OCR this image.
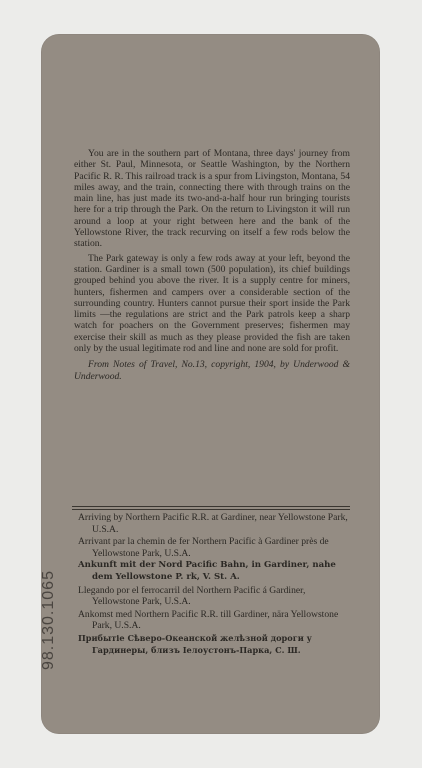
You are in the southern part of Montana, three days' journey from either St. Paul, Minnesota, or Seattle Washington, by the Northern Pacific R. R. This railroad track is a spur from Livingston, Montana, 54 miles away, and the train, connecting there with through trains on the main line, has just made its two-and-a-half hour run bringing tourists here for a trip through the Park. On the return to Livingston it will run around a loop at your right between here and the bank of the Yellowstone River, the track recurving on itself a few rods below the station.

The Park gateway is only a few rods away at your left, beyond the station. Gardiner is a small town (500 population), its chief buildings grouped behind you above the river. It is a supply centre for miners, hunters, fishermen and campers over a considerable section of the surrounding country. Hunters cannot pursue their sport inside the Park limits —the regulations are strict and the Park patrols keep a sharp watch for poachers on the Government preserves; fishermen may exercise their skill as much as they please provided the fish are taken only by the usual legitimate rod and line and none are sold for profit.

From Notes of Travel, No.13, copyright, 1904, by Underwood & Underwood.

Arriving by Northern Pacific R.R. at Gardiner, near Yellowstone Park, U.S.A.

Arrivant par la chemin de fer Northern Pacific à Gardiner près de Yellowstone Park, U.S.A.

Ankunft mit der Nord Pacific Bahn, in Gardiner, nahe dem Yellowstone P. rk, V. St. A.

Llegando por el ferrocarril del Northern Pacific á Gardiner, Yellowstone Park, U.S.A.

Ankomst med Northern Pacific R.R. till Gardiner, nära Yellowstone Park, U.S.A.

Прибытіе Сѣверо-Океанской желѣзной дороги у Гардинеры, близъ Іелоустонъ-Парка, С. Ш.

98.130.1065
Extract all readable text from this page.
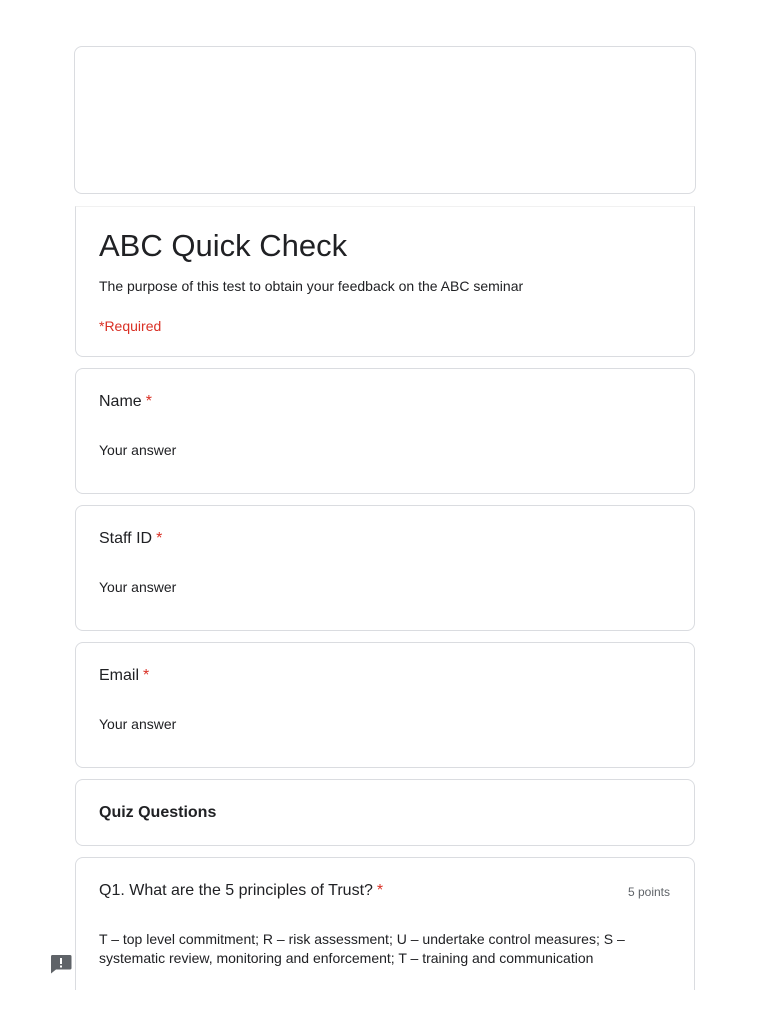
ABC Quick Check
The purpose of this test to obtain your feedback on the ABC seminar
*Required
Name *
Your answer
Staff ID *
Your answer
Email *
Your answer
Quiz Questions
Q1. What are the 5 principles of Trust? *	5 points
T – top level commitment; R – risk assessment; U – undertake control measures; S – systematic review, monitoring and enforcement; T – training and communication
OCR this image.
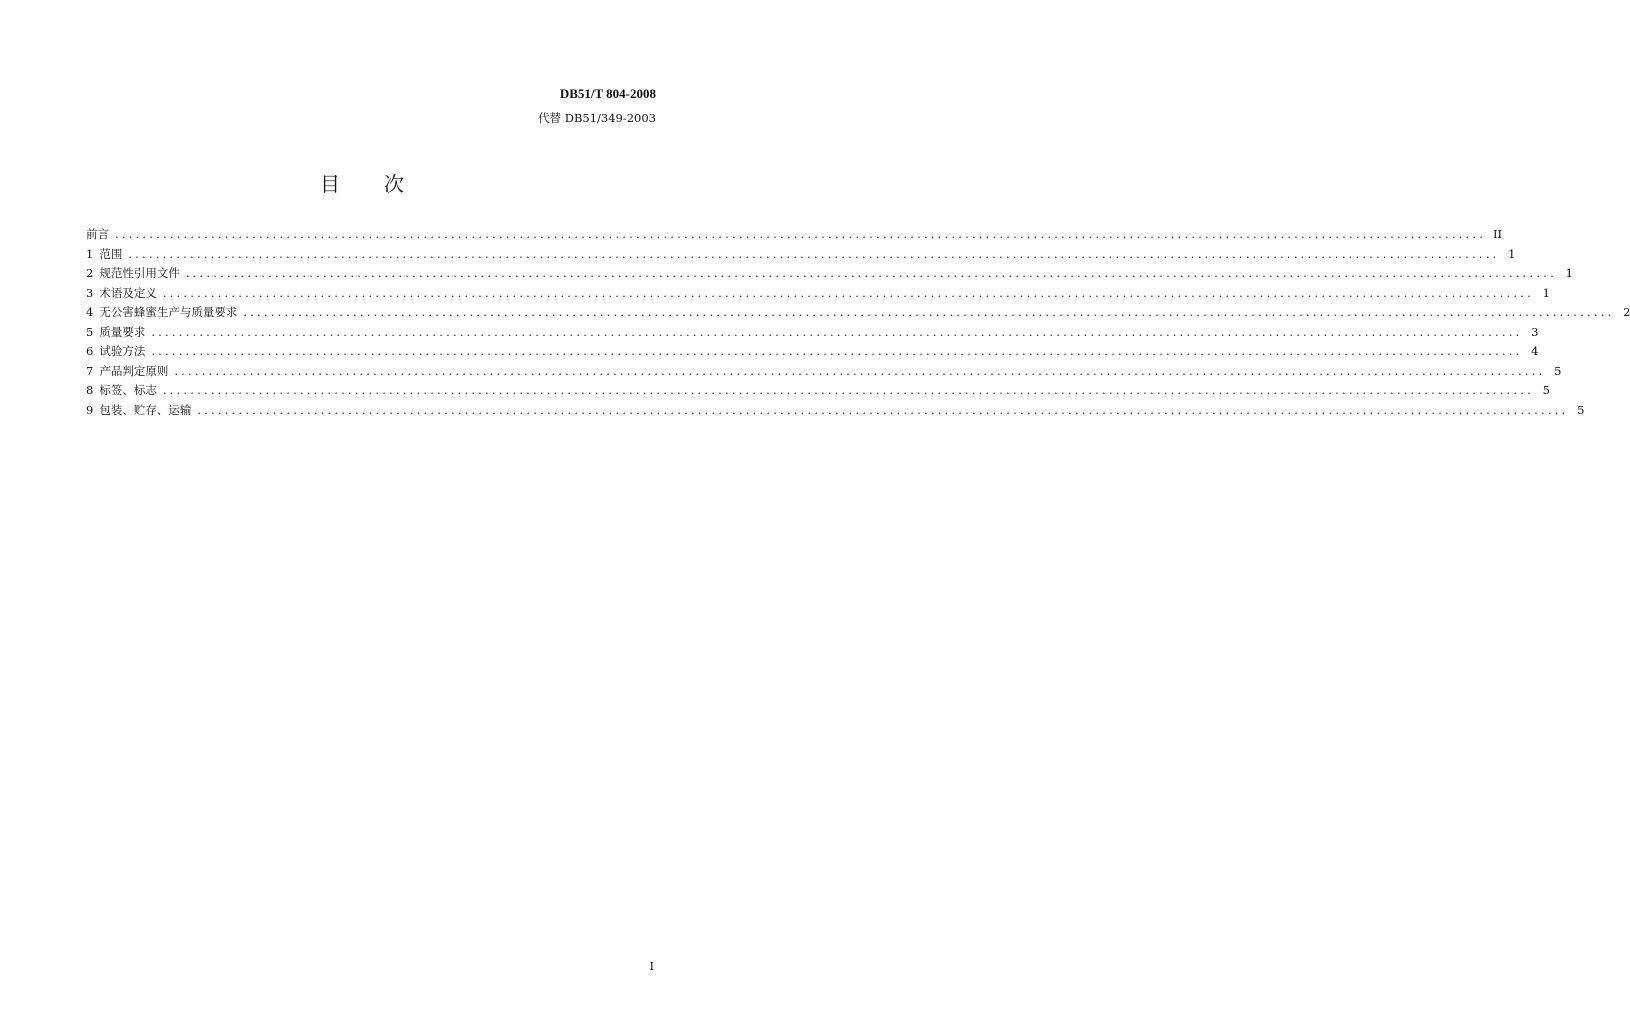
DB51/T 804-2008
代替 DB51/349-2003
目 次
前言 ........................................................................................................................................................................................................ II
1 范围 ........................................................................................................................................................................................................ 1
2 规范性引用文件 ........................................................................................................................................................................................................ 1
3 术语及定义 ........................................................................................................................................................................................................ 1
4 无公害蜂蜜生产与质量要求 ........................................................................................................................................................................................................ 2
5 质量要求 ........................................................................................................................................................................................................ 3
6 试验方法 ........................................................................................................................................................................................................ 4
7 产品判定原则 ........................................................................................................................................................................................................ 5
8 标签、标志 ........................................................................................................................................................................................................ 5
9 包装、贮存、运输 ........................................................................................................................................................................................................ 5
I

------------------------------

What to work on:
Give the entries again word for word, but skip the pictures.

Task response:
OCR this image.
You are in the southern part of Montana, three days' journey from either St. Paul, Minnesota, or Seattle Washington, by the Northern Pacific R. R. This railroad track is a spur from Livingston, Montana, 54 miles away, and the train, connecting there with through trains on the main line, has just made its two-and-a-half hour run bringing tourists here for a trip through the Park. On the return to Livingston it will run around a loop at your right between here and the bank of the Yellowstone River, the track recurving on itself a few rods below the station.

The Park gateway is only a few rods away at your left, beyond the station. Gardiner is a small town (500 population), its chief buildings grouped behind you above the river. It is a supply centre for miners, hunters, fishermen and campers over a considerable section of the surrounding country. Hunters cannot pursue their sport inside the Park limits —the regulations are strict and the Park patrols keep a sharp watch for poachers on the Government preserves; fishermen may exercise their skill as much as they please provided the fish are taken only by the usual legitimate rod and line and none are sold for profit.

From Notes of Travel, No.13, copyright, 1904, by Underwood & Underwood.

Arriving by Northern Pacific R.R. at Gardiner, near Yellowstone Park, U.S.A.

Arrivant par la chemin de fer Northern Pacific à Gardiner près de Yellowstone Park, U.S.A.

Ankunft mit der Nord Pacific Bahn, in Gardiner, nahe dem Yellowstone P. rk, V. St. A.

Llegando por el ferrocarril del Northern Pacific á Gardiner, Yellowstone Park, U.S.A.

Ankomst med Northern Pacific R.R. till Gardiner, nära Yellowstone Park, U.S.A.

Прибытіе Сѣверо-Океанской желѣзной дороги у Гардинеры, близъ Іелоустонъ-Парка, С. Ш.

98.130.1065
Extract all readable text from this page.
ABC Quick Check
The purpose of this test to obtain your feedback on the ABC seminar
*Required
Name *
Your answer
Staff ID *
Your answer
Email *
Your answer
Quiz Questions
Q1. What are the 5 principles of Trust? *	5 points
T – top level commitment; R – risk assessment; U – undertake control measures; S – systematic review, monitoring and enforcement; T – training and communication
OCR this image.
DB51/T 804-2008
代替 DB51/349-2003
目 次
前言 ........................................................................................................................................................................................................ II
1 范围 ........................................................................................................................................................................................................ 1
2 规范性引用文件 ........................................................................................................................................................................................................ 1
3 术语及定义 ........................................................................................................................................................................................................ 1
4 无公害蜂蜜生产与质量要求 ........................................................................................................................................................................................................ 2
5 质量要求 ........................................................................................................................................................................................................ 3
6 试验方法 ........................................................................................................................................................................................................ 4
7 产品判定原则 ........................................................................................................................................................................................................ 5
8 标签、标志 ........................................................................................................................................................................................................ 5
9 包装、贮存、运输 ........................................................................................................................................................................................................ 5
I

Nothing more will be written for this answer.